### Stored records

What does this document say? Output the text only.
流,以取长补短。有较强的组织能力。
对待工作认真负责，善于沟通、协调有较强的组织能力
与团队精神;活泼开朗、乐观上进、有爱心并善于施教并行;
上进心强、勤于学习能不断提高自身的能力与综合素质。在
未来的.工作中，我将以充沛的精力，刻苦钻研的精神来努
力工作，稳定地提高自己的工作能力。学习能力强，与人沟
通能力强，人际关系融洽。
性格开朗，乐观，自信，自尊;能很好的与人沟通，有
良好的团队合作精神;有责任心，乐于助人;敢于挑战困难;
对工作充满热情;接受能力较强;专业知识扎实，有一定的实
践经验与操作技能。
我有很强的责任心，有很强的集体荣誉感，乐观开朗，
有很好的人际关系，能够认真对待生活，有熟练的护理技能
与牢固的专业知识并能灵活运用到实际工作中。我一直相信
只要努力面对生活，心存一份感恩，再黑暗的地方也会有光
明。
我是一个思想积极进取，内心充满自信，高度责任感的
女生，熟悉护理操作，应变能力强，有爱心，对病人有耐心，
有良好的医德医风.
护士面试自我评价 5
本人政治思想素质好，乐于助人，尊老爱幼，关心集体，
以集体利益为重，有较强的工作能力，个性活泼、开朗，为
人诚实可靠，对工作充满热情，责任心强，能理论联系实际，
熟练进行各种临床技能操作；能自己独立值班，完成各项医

### Required work
Output the listing above exactly as it appears.

### Complete response
What does this document say? Output the text only.
流,以取长补短。有较强的组织能力。
对待工作认真负责，善于沟通、协调有较强的组织能力
与团队精神;活泼开朗、乐观上进、有爱心并善于施教并行;
上进心强、勤于学习能不断提高自身的能力与综合素质。在
未来的.工作中，我将以充沛的精力，刻苦钻研的精神来努
力工作，稳定地提高自己的工作能力。学习能力强，与人沟
通能力强，人际关系融洽。
性格开朗，乐观，自信，自尊;能很好的与人沟通，有
良好的团队合作精神;有责任心，乐于助人;敢于挑战困难;
对工作充满热情;接受能力较强;专业知识扎实，有一定的实
践经验与操作技能。
我有很强的责任心，有很强的集体荣誉感，乐观开朗，
有很好的人际关系，能够认真对待生活，有熟练的护理技能
与牢固的专业知识并能灵活运用到实际工作中。我一直相信
只要努力面对生活，心存一份感恩，再黑暗的地方也会有光
明。
我是一个思想积极进取，内心充满自信，高度责任感的
女生，熟悉护理操作，应变能力强，有爱心，对病人有耐心，
有良好的医德医风.
护士面试自我评价 5
本人政治思想素质好，乐于助人，尊老爱幼，关心集体，
以集体利益为重，有较强的工作能力，个性活泼、开朗，为
人诚实可靠，对工作充满热情，责任心强，能理论联系实际，
熟练进行各种临床技能操作；能自己独立值班，完成各项医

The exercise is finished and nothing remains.